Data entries
══════

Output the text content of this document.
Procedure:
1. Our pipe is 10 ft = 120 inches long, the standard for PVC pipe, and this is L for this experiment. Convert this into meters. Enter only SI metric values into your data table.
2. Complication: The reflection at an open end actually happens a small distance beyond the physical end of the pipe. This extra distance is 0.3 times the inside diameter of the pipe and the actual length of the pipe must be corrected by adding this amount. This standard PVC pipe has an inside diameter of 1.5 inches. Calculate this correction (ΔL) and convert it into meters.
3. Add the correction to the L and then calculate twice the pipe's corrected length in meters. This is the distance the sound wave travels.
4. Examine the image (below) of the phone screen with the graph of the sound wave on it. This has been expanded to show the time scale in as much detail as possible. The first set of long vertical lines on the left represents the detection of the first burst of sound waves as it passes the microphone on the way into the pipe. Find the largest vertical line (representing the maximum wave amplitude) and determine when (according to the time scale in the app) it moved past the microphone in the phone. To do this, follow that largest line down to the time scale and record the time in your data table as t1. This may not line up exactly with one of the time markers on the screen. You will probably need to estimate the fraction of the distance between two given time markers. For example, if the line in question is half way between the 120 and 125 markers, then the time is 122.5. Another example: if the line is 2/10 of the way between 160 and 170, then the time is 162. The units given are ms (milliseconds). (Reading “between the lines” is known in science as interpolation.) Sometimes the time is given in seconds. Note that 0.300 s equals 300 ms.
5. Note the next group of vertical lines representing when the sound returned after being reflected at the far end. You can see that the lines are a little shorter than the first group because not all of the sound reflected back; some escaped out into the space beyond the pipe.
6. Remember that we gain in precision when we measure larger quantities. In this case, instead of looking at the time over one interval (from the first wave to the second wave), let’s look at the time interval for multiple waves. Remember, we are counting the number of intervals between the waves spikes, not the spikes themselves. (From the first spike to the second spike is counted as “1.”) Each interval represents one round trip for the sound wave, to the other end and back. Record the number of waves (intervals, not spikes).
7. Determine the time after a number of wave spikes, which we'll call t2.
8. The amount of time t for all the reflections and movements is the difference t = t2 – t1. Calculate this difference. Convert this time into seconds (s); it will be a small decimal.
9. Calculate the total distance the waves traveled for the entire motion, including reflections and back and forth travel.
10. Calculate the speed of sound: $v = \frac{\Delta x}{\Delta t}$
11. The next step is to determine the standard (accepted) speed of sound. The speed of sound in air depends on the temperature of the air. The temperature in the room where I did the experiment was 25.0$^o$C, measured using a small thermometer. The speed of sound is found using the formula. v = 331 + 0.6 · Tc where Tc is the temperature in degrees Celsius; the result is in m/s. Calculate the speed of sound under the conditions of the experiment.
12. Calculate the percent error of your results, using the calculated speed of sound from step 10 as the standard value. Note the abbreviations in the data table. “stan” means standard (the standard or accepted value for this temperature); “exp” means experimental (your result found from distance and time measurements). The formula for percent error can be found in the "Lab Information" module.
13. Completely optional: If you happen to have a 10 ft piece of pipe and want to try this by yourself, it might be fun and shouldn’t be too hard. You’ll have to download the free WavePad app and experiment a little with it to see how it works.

══════

EXERCISE PROMPT: Where a line above holds the string "after", show that line.

SOLUTION FOR THIS EXERCISE:
5. Note the next group of vertical lines representing when the sound returned after being reflected at the far end. You can see that the lines are a little shorter than the first group because not all of the sound reflected back; some escaped out into the space beyond the pipe.
7. Determine the time after a number of wave spikes, which we'll call t2.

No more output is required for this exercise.